(Recorded data)
++++++

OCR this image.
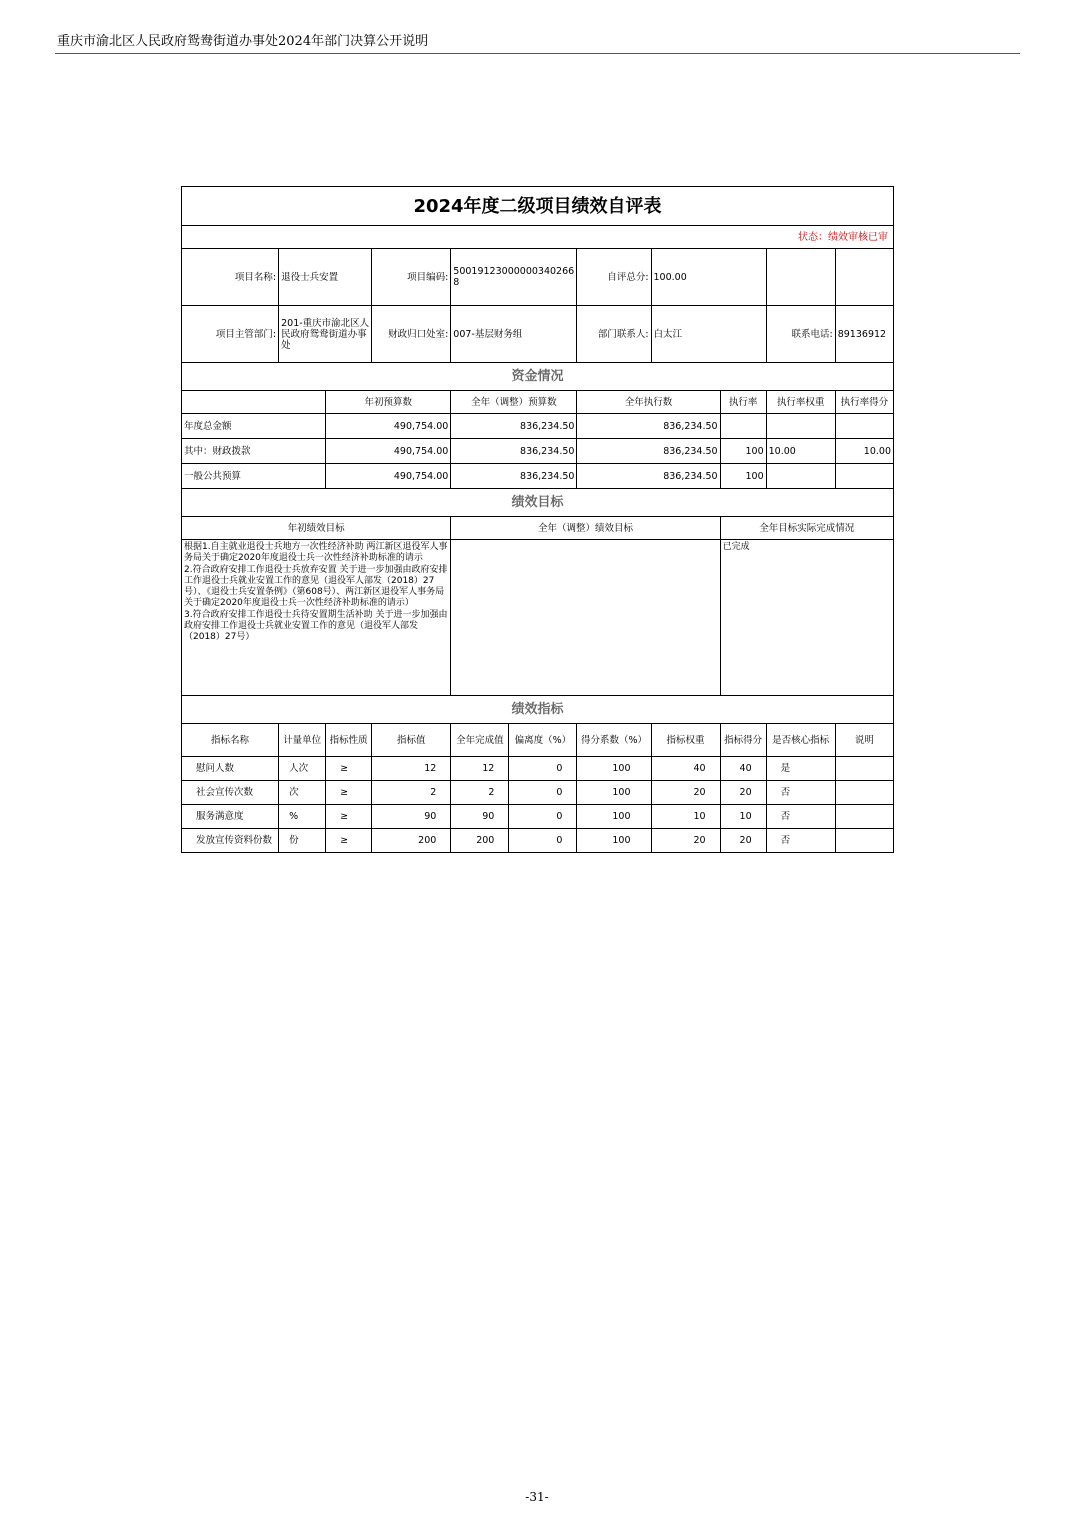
重庆市渝北区人民政府鸳鸯街道办事处2024年部门决算公开说明
2024年度二级项目绩效自评表										
状态：绩效审核已审										
项目名称:	退役士兵安置		项目编码:	500191230000003402668		自评总分:	100.00			
项目主管部门:	201-重庆市渝北区人民政府鸳鸯街道办事处		财政归口处室:	007-基层财务组		部门联系人:	白太江		联系电话:	89136912
资金情况										
		年初预算数		全年（调整）预算数		全年执行数		执行率	执行率权重	执行率得分
年度总金额		490,754.00		836,234.50		836,234.50				
其中：财政拨款		490,754.00		836,234.50		836,234.50		100	10.00	10.00
一般公共预算		490,754.00		836,234.50		836,234.50		100		
绩效目标										
年初绩效目标				全年（调整）绩效目标				全年目标实际完成情况		
根据1.自主就业退役士兵地方一次性经济补助 两江新区退役军人事务局关于确定2020年度退役士兵一次性经济补助标准的请示
2.符合政府安排工作退役士兵放弃安置 关于进一步加强由政府安排工作退役士兵就业安置工作的意见（退役军人部发（2018）27号）、《退役士兵安置条例》（第608号）、两江新区退役军人事务局关于确定2020年度退役士兵一次性经济补助标准的请示）
3.符合政府安排工作退役士兵待安置期生活补助 关于进一步加强由政府安排工作退役士兵就业安置工作的意见（退役军人部发（2018）27号）								已完成		
绩效指标										
指标名称	计量单位	指标性质	指标值	全年完成值	偏离度（%）	得分系数（%）	指标权重	指标得分	是否核心指标	说明
慰问人数	人次	≥	12	12	0	100	40	40	是	
社会宣传次数	次	≥	2	2	0	100	20	20	否	
服务满意度	%	≥	90	90	0	100	10	10	否	
发放宣传资料份数	份	≥	200	200	0	100	20	20	否	
-31-
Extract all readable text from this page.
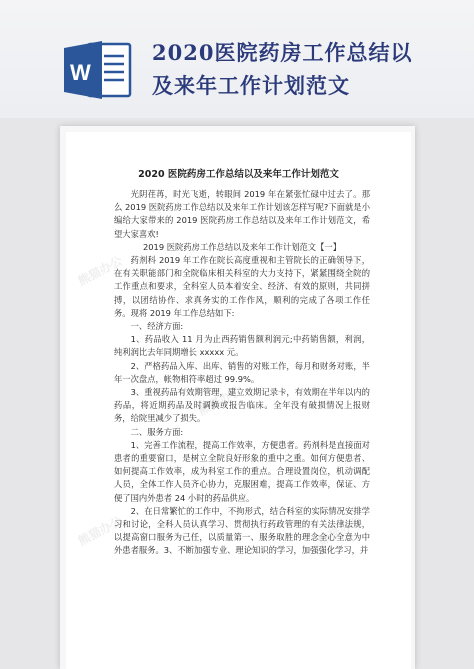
W
2020医院药房工作总结以
及来年工作计划范文
熊猫办公	熊猫办公
熊猫办公
熊猫办公	熊猫办公
2020 医院药房工作总结以及来年工作计划范文

光阴荏苒，时光飞逝，转眼间 2019 年在紧张忙碌中过去了。那么 2019 医院药房工作总结以及来年工作计划该怎样写呢?下面就是小编给大家带来的 2019 医院药房工作总结以及来年工作计划范文，希望大家喜欢!

2019 医院药房工作总结以及来年工作计划范文【一】

药剂科 2019 年工作在院长高度重视和主管院长的正确领导下，在有关职能部门和全院临床相关科室的大力支持下，紧紧围绕全院的工作重点和要求，全科室人员本着安全、经济、有效的原则，共同拼搏，以团结协作、求真务实的工作作风，顺利的完成了各项工作任务。现将 2019 年工作总结如下:

一、经济方面:

1、药品收入 11 月为止西药销售额利润元;中药销售额，利润，纯利润比去年同期增长 xxxxx 元。

2、严格药品入库、出库、销售的对账工作，每月和财务对账，半年一次盘点，帐物相符率超过 99.9%。

3、重视药品有效期管理，建立效期记录卡，有效期在半年以内的药品，将近期药品及时调换或报告临床。全年没有破损情况上报财务，给院里减少了损失。

二、服务方面:

1、完善工作流程，提高工作效率，方便患者。药剂科是直接面对患者的重要窗口，是树立全院良好形象的重中之重。如何方便患者、如何提高工作效率，成为科室工作的重点。合理设置岗位，机动调配人员，全体工作人员齐心协力，克服困难，提高工作效率，保证、方便了国内外患者 24 小时的药品供应。

2、在日常繁忙的工作中，不拘形式，结合科室的实际情况安排学习和讨论，全科人员认真学习、贯彻执行药政管理的有关法律法规，以提高窗口服务为己任，以质量第一、服务取胜的理念全心全意为中外患者服务。3、不断加强专业、理论知识的学习，加强强化学习，并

++++++

• **What you are asked to do**: Pictures in the records above should not be copied. Repeat everything else exactly.

• **Solution for this problem**:
OCR this image.
重庆市渝北区人民政府鸳鸯街道办事处2024年部门决算公开说明
2024年度二级项目绩效自评表										
状态：绩效审核已审										
项目名称:	退役士兵安置		项目编码:	500191230000003402668		自评总分:	100.00			
项目主管部门:	201-重庆市渝北区人民政府鸳鸯街道办事处		财政归口处室:	007-基层财务组		部门联系人:	白太江		联系电话:	89136912
资金情况										
		年初预算数		全年（调整）预算数		全年执行数		执行率	执行率权重	执行率得分
年度总金额		490,754.00		836,234.50		836,234.50				
其中：财政拨款		490,754.00		836,234.50		836,234.50		100	10.00	10.00
一般公共预算		490,754.00		836,234.50		836,234.50		100		
绩效目标										
年初绩效目标				全年（调整）绩效目标				全年目标实际完成情况		
根据1.自主就业退役士兵地方一次性经济补助 两江新区退役军人事务局关于确定2020年度退役士兵一次性经济补助标准的请示
2.符合政府安排工作退役士兵放弃安置 关于进一步加强由政府安排工作退役士兵就业安置工作的意见（退役军人部发（2018）27号）、《退役士兵安置条例》（第608号）、两江新区退役军人事务局关于确定2020年度退役士兵一次性经济补助标准的请示）
3.符合政府安排工作退役士兵待安置期生活补助 关于进一步加强由政府安排工作退役士兵就业安置工作的意见（退役军人部发（2018）27号）								已完成		
绩效指标										
指标名称	计量单位	指标性质	指标值	全年完成值	偏离度（%）	得分系数（%）	指标权重	指标得分	是否核心指标	说明
慰问人数	人次	≥	12	12	0	100	40	40	是	
社会宣传次数	次	≥	2	2	0	100	20	20	否	
服务满意度	%	≥	90	90	0	100	10	10	否	
发放宣传资料份数	份	≥	200	200	0	100	20	20	否	
-31-
Extract all readable text from this page.
W
2020医院药房工作总结以
及来年工作计划范文
熊猫办公	熊猫办公
熊猫办公
熊猫办公	熊猫办公
2020 医院药房工作总结以及来年工作计划范文

光阴荏苒，时光飞逝，转眼间 2019 年在紧张忙碌中过去了。那么 2019 医院药房工作总结以及来年工作计划该怎样写呢?下面就是小编给大家带来的 2019 医院药房工作总结以及来年工作计划范文，希望大家喜欢!

2019 医院药房工作总结以及来年工作计划范文【一】

药剂科 2019 年工作在院长高度重视和主管院长的正确领导下，在有关职能部门和全院临床相关科室的大力支持下，紧紧围绕全院的工作重点和要求，全科室人员本着安全、经济、有效的原则，共同拼搏，以团结协作、求真务实的工作作风，顺利的完成了各项工作任务。现将 2019 年工作总结如下:

一、经济方面:

1、药品收入 11 月为止西药销售额利润元;中药销售额，利润，纯利润比去年同期增长 xxxxx 元。

2、严格药品入库、出库、销售的对账工作，每月和财务对账，半年一次盘点，帐物相符率超过 99.9%。

3、重视药品有效期管理，建立效期记录卡，有效期在半年以内的药品，将近期药品及时调换或报告临床。全年没有破损情况上报财务，给院里减少了损失。

二、服务方面:

1、完善工作流程，提高工作效率，方便患者。药剂科是直接面对患者的重要窗口，是树立全院良好形象的重中之重。如何方便患者、如何提高工作效率，成为科室工作的重点。合理设置岗位，机动调配人员，全体工作人员齐心协力，克服困难，提高工作效率，保证、方便了国内外患者 24 小时的药品供应。

2、在日常繁忙的工作中，不拘形式，结合科室的实际情况安排学习和讨论，全科人员认真学习、贯彻执行药政管理的有关法律法规，以提高窗口服务为己任，以质量第一、服务取胜的理念全心全意为中外患者服务。3、不断加强专业、理论知识的学习，加强强化学习，并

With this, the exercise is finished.